[Begin]

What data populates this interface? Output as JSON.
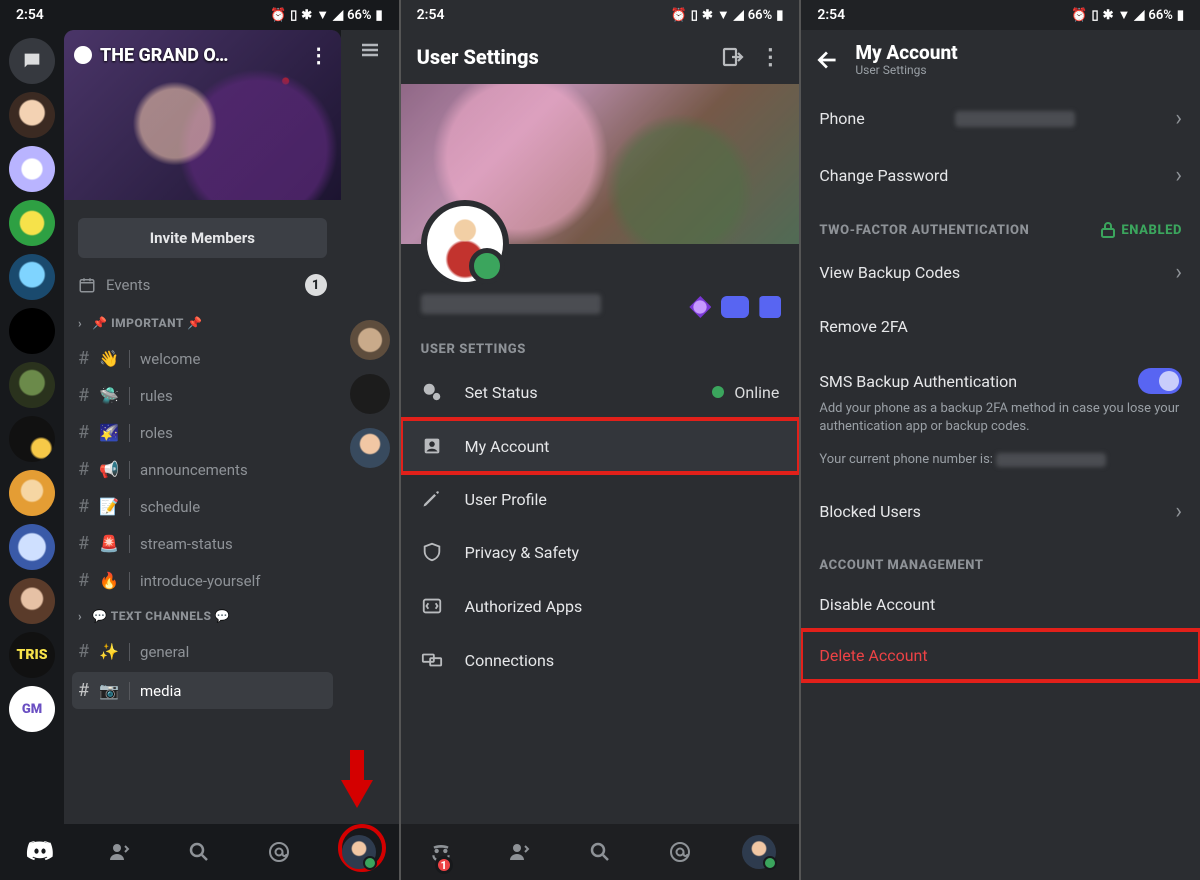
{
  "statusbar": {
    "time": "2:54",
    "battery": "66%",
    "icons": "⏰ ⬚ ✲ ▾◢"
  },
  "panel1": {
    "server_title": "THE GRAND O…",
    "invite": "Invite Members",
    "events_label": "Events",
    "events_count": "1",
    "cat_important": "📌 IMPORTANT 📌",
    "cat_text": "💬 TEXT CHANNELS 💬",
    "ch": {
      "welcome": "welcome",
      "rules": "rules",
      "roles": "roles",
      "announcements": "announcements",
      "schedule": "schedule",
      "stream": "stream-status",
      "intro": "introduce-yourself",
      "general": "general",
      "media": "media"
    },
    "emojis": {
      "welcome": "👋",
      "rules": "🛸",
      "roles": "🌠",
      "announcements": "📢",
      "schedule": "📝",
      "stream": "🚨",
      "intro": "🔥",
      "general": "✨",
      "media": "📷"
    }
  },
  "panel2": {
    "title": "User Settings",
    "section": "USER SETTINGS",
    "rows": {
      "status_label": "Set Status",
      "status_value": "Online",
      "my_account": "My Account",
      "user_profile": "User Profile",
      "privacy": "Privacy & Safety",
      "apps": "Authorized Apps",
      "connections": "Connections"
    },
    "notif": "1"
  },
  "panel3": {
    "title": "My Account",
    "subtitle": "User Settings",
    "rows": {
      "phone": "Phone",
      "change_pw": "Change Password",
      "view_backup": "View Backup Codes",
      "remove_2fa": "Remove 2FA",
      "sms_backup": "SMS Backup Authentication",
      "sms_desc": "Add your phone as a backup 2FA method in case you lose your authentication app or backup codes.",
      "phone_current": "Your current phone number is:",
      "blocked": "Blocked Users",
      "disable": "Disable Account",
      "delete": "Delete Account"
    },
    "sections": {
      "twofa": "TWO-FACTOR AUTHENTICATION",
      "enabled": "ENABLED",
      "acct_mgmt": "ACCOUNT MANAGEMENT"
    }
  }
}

[End]

### Work instructions
Reproduce every record above exactly, omitting the pictures.

### The answer
What data populates this interface? Output as JSON.
{
  "statusbar": {
    "time": "2:54",
    "battery": "66%",
    "icons": "⏰ ⬚ ✲ ▾◢"
  },
  "panel1": {
    "server_title": "THE GRAND O…",
    "invite": "Invite Members",
    "events_label": "Events",
    "events_count": "1",
    "cat_important": "📌 IMPORTANT 📌",
    "cat_text": "💬 TEXT CHANNELS 💬",
    "ch": {
      "welcome": "welcome",
      "rules": "rules",
      "roles": "roles",
      "announcements": "announcements",
      "schedule": "schedule",
      "stream": "stream-status",
      "intro": "introduce-yourself",
      "general": "general",
      "media": "media"
    },
    "emojis": {
      "welcome": "👋",
      "rules": "🛸",
      "roles": "🌠",
      "announcements": "📢",
      "schedule": "📝",
      "stream": "🚨",
      "intro": "🔥",
      "general": "✨",
      "media": "📷"
    }
  },
  "panel2": {
    "title": "User Settings",
    "section": "USER SETTINGS",
    "rows": {
      "status_label": "Set Status",
      "status_value": "Online",
      "my_account": "My Account",
      "user_profile": "User Profile",
      "privacy": "Privacy & Safety",
      "apps": "Authorized Apps",
      "connections": "Connections"
    },
    "notif": "1"
  },
  "panel3": {
    "title": "My Account",
    "subtitle": "User Settings",
    "rows": {
      "phone": "Phone",
      "change_pw": "Change Password",
      "view_backup": "View Backup Codes",
      "remove_2fa": "Remove 2FA",
      "sms_backup": "SMS Backup Authentication",
      "sms_desc": "Add your phone as a backup 2FA method in case you lose your authentication app or backup codes.",
      "phone_current": "Your current phone number is:",
      "blocked": "Blocked Users",
      "disable": "Disable Account",
      "delete": "Delete Account"
    },
    "sections": {
      "twofa": "TWO-FACTOR AUTHENTICATION",
      "enabled": "ENABLED",
      "acct_mgmt": "ACCOUNT MANAGEMENT"
    }
  }
}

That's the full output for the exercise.